%%
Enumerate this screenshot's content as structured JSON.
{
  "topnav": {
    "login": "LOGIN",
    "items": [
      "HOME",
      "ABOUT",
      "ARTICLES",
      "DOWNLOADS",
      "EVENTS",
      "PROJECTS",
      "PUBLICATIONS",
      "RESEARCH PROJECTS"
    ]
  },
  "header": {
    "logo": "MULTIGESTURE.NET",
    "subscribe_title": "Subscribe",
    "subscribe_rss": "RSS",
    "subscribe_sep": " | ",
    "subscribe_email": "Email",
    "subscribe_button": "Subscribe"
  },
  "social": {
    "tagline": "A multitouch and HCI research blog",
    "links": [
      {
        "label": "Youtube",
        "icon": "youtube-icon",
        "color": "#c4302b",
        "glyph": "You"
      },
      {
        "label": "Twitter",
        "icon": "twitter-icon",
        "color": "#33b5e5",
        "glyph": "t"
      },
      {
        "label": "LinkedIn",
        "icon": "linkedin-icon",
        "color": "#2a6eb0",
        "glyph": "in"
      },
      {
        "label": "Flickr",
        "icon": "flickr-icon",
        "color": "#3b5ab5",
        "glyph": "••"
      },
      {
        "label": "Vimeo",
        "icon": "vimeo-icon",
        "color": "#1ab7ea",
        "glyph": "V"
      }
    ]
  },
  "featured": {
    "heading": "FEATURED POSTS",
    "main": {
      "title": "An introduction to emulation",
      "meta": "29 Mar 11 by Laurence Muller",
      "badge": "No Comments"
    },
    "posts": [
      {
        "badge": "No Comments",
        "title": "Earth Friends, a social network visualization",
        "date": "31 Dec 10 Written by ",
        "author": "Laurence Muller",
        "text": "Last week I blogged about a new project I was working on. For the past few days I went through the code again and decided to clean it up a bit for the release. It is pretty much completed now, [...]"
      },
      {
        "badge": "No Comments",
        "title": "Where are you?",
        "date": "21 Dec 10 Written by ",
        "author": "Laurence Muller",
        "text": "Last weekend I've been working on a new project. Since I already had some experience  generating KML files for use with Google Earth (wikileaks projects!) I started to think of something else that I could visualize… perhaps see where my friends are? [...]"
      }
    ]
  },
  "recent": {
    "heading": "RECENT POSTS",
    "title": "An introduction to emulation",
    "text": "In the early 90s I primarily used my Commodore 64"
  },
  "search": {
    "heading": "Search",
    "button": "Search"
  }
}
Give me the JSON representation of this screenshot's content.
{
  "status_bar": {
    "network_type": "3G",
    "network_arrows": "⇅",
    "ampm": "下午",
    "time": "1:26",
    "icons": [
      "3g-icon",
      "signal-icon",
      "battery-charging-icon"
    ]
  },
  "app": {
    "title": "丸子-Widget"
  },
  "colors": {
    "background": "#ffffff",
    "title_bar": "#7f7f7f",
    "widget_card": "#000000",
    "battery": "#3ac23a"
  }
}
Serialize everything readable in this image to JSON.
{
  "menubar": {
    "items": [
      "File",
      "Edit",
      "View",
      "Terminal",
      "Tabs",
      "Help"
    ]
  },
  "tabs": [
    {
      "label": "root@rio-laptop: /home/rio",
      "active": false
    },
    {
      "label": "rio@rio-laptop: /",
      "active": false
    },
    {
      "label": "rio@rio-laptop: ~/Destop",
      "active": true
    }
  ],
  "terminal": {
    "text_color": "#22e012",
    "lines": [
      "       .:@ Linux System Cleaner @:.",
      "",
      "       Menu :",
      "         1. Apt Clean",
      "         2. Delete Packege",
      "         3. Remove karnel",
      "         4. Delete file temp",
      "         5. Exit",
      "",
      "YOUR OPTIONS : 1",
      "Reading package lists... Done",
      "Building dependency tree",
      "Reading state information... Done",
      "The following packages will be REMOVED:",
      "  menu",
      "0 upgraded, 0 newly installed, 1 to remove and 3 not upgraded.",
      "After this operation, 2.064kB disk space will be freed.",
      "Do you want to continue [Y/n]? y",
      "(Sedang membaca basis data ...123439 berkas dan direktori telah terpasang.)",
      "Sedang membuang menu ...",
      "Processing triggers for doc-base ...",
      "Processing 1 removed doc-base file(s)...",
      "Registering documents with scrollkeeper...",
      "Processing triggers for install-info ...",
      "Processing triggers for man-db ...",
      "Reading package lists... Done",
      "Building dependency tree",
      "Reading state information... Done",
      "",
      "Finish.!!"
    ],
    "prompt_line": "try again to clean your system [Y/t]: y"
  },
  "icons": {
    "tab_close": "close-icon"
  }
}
%%
Task description:
Find all lines holding the string "screenshot" and copy them.

Output for this task:
Enumerate this screenshot's content as structured JSON.
Give me the JSON representation of this screenshot's content.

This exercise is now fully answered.